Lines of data
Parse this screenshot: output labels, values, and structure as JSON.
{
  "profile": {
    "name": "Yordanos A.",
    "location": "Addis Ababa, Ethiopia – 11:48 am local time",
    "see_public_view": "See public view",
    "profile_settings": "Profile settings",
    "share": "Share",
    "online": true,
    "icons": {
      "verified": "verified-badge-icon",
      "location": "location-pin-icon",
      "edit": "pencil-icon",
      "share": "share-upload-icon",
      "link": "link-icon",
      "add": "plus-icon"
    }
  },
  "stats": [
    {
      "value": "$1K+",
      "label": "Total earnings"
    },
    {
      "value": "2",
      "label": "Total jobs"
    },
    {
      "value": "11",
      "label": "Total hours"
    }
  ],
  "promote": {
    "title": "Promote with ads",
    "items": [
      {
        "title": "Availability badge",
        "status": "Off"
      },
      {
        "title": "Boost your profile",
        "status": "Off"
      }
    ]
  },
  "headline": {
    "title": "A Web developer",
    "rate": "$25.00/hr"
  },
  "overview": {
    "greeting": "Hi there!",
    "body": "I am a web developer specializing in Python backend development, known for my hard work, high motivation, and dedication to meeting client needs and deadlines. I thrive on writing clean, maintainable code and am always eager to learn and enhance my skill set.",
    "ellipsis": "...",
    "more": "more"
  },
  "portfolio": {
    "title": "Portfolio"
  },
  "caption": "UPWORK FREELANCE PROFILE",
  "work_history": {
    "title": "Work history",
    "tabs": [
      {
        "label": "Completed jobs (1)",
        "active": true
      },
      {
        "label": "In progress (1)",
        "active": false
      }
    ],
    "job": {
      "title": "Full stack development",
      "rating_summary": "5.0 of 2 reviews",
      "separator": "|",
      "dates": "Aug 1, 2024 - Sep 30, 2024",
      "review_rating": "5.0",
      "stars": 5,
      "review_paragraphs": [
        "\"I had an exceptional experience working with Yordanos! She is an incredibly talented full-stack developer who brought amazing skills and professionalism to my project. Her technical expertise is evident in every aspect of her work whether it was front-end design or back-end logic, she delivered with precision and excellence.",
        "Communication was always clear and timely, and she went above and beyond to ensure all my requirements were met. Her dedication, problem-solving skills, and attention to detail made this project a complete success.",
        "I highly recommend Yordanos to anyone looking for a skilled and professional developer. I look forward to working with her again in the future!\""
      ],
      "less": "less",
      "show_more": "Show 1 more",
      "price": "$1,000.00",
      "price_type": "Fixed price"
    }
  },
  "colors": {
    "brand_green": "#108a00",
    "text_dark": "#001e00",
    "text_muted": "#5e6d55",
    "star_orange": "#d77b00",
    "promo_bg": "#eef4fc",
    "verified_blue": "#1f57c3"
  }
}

= Requirements =
State how many lines in the records above contain the word "jobs", and give only that number.

= The response =
2